* Dataset extract:
================================

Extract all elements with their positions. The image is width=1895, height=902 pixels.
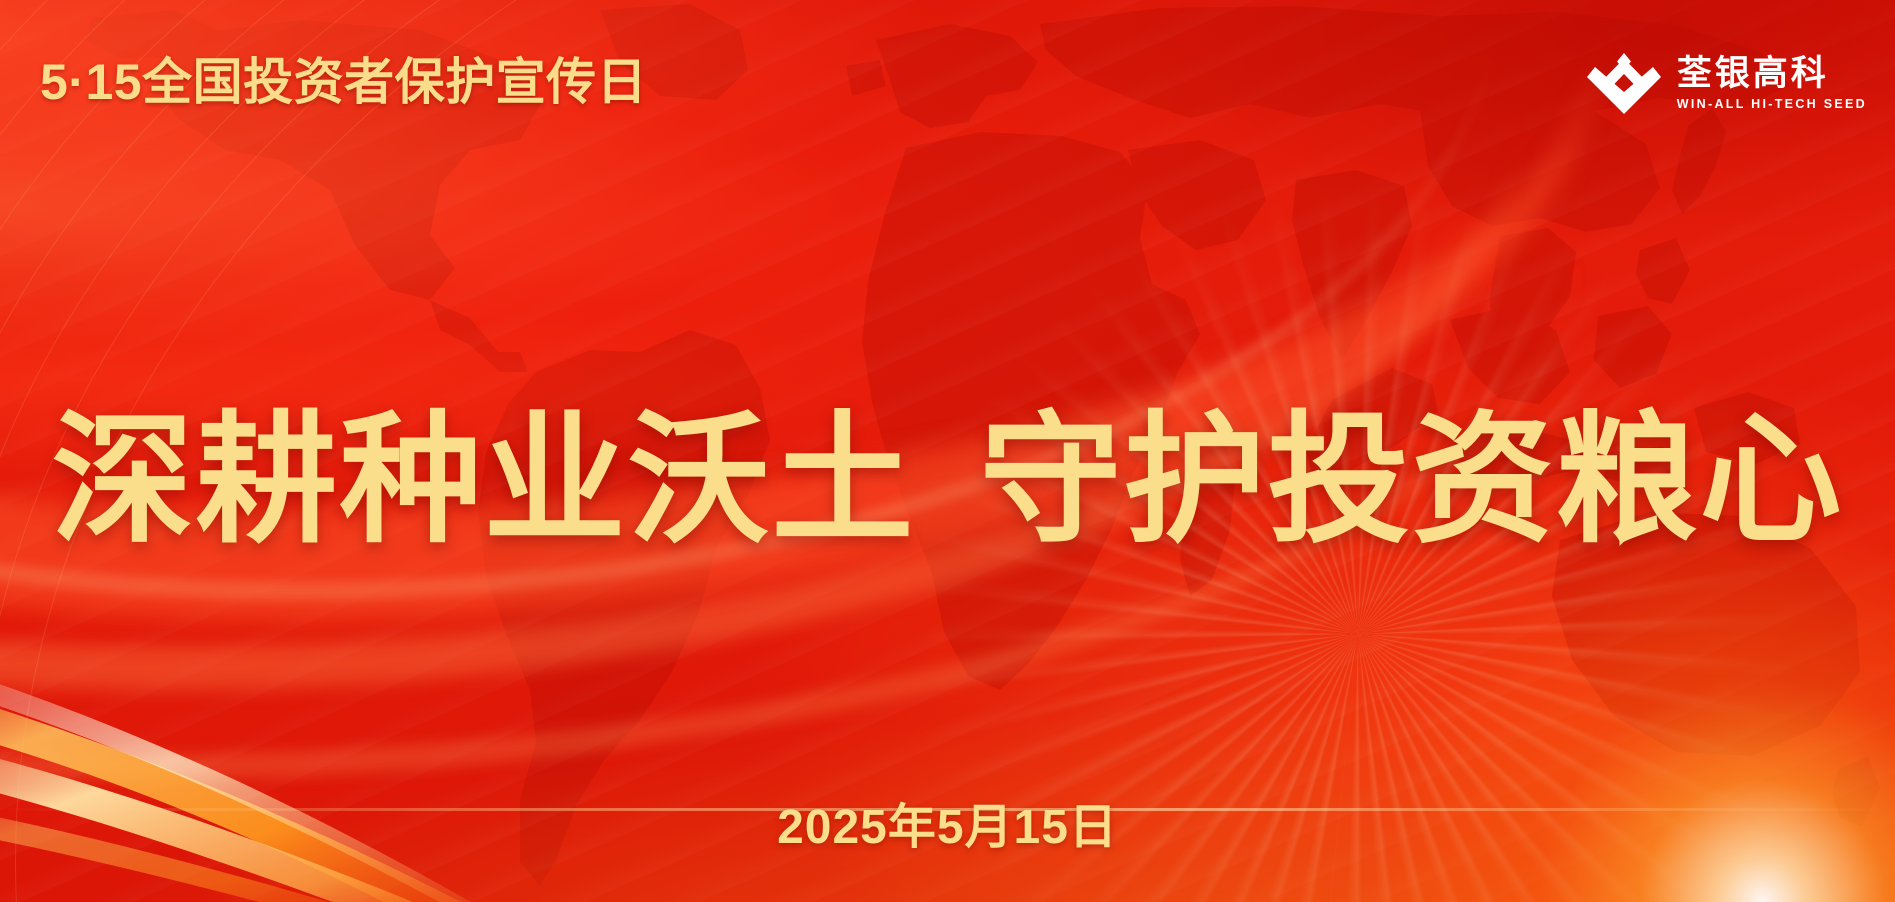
main-headline: 深耕种业沃土守护投资粮心 — [0, 410, 1895, 552]
win-all-chevron-icon — [1587, 52, 1661, 114]
event-title: 5·15全国投资者保护宣传日 — [40, 54, 647, 110]
company-logo: 荃银高科 WIN-ALL HI-TECH SEED — [1587, 52, 1867, 114]
headline-part-one: 深耕种业沃土 — [52, 401, 916, 560]
event-date: 2025年5月15日 — [0, 787, 1895, 857]
investor-protection-day-banner: 5·15全国投资者保护宣传日 荃银高科 WIN-ALL HI-TECH SEED… — [0, 0, 1895, 902]
logo-company-name-cn: 荃银高科 — [1677, 55, 1867, 92]
banner-content: 5·15全国投资者保护宣传日 荃银高科 WIN-ALL HI-TECH SEED… — [0, 0, 1895, 902]
logo-wordmark: 荃银高科 WIN-ALL HI-TECH SEED — [1677, 55, 1867, 110]
logo-company-name-en: WIN-ALL HI-TECH SEED — [1677, 97, 1867, 111]
headline-part-two: 守护投资粮心 — [980, 401, 1844, 560]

================================

* Stated goal:
Can you write out the records from the line with "main-headline: 深耕种业沃土守护投资粮心 —" up to and including the line with "headline-part-one: 深耕种业沃土 —", exactly as they appear?

* Task solution:
main-headline: 深耕种业沃土守护投资粮心 — [0, 410, 1895, 552]
win-all-chevron-icon — [1587, 52, 1661, 114]
event-title: 5·15全国投资者保护宣传日 — [40, 54, 647, 110]
company-logo: 荃银高科 WIN-ALL HI-TECH SEED — [1587, 52, 1867, 114]
headline-part-one: 深耕种业沃土 — [52, 401, 916, 560]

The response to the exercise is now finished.